From the data that follows, report how many lines hold the string "placeholder", giving only the number.

Input for this task:
........

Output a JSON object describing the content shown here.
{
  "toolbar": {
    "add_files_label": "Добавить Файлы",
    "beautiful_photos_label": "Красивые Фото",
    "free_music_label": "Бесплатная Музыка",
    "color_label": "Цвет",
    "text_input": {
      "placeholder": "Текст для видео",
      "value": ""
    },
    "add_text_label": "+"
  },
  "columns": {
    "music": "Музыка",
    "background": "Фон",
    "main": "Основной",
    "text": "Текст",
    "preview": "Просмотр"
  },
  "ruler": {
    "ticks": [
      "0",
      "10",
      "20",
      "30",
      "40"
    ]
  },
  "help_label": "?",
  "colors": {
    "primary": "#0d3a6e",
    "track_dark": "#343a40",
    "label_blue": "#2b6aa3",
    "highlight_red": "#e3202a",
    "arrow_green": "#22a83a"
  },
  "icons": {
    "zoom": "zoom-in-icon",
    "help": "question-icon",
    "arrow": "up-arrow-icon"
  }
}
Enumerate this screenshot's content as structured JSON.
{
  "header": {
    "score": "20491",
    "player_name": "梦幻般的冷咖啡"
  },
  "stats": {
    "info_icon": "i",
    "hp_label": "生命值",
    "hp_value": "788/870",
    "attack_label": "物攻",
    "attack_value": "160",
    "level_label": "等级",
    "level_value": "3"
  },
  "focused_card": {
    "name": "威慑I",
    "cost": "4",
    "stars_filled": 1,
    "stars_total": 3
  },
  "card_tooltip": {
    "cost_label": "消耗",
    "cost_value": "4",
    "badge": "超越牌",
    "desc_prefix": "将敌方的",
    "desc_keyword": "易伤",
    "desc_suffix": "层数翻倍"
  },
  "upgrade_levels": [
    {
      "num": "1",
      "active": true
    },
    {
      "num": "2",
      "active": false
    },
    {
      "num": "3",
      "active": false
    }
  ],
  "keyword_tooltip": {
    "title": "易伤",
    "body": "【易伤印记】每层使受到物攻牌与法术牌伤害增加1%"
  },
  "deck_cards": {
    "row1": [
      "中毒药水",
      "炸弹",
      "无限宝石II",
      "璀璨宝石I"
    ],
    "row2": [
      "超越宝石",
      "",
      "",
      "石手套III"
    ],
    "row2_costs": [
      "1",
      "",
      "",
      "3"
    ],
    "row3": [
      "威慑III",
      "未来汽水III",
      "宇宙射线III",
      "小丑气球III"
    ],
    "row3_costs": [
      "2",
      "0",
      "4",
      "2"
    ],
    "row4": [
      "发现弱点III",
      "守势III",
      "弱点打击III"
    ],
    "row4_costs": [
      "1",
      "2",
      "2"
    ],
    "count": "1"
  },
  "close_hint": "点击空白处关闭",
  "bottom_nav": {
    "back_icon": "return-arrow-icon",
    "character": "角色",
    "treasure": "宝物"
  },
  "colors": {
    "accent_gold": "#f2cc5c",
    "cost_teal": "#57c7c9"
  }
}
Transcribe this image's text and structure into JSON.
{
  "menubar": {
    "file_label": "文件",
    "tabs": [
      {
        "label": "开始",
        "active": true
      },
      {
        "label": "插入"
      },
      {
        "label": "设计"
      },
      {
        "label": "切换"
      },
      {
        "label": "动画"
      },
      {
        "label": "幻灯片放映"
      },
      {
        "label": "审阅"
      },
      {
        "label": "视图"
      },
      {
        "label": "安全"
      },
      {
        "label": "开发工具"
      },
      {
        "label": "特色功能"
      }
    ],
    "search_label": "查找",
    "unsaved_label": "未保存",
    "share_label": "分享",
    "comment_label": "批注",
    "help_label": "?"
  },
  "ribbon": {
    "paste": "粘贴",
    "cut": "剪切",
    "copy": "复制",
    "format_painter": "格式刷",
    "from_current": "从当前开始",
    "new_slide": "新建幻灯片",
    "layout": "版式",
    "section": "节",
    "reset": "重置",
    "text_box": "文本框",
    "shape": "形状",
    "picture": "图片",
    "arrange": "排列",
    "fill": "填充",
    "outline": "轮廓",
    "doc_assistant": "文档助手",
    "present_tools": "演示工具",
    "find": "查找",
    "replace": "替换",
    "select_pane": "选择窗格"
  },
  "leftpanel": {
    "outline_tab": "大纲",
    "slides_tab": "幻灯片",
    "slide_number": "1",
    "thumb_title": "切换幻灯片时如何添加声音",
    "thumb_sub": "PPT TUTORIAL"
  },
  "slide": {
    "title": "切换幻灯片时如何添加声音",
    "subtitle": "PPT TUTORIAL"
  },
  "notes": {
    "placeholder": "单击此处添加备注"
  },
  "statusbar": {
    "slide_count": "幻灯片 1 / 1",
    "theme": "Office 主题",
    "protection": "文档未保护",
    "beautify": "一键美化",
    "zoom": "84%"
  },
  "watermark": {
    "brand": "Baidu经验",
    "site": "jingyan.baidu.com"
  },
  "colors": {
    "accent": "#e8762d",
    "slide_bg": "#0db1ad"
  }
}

........

Answer to this exercise: 2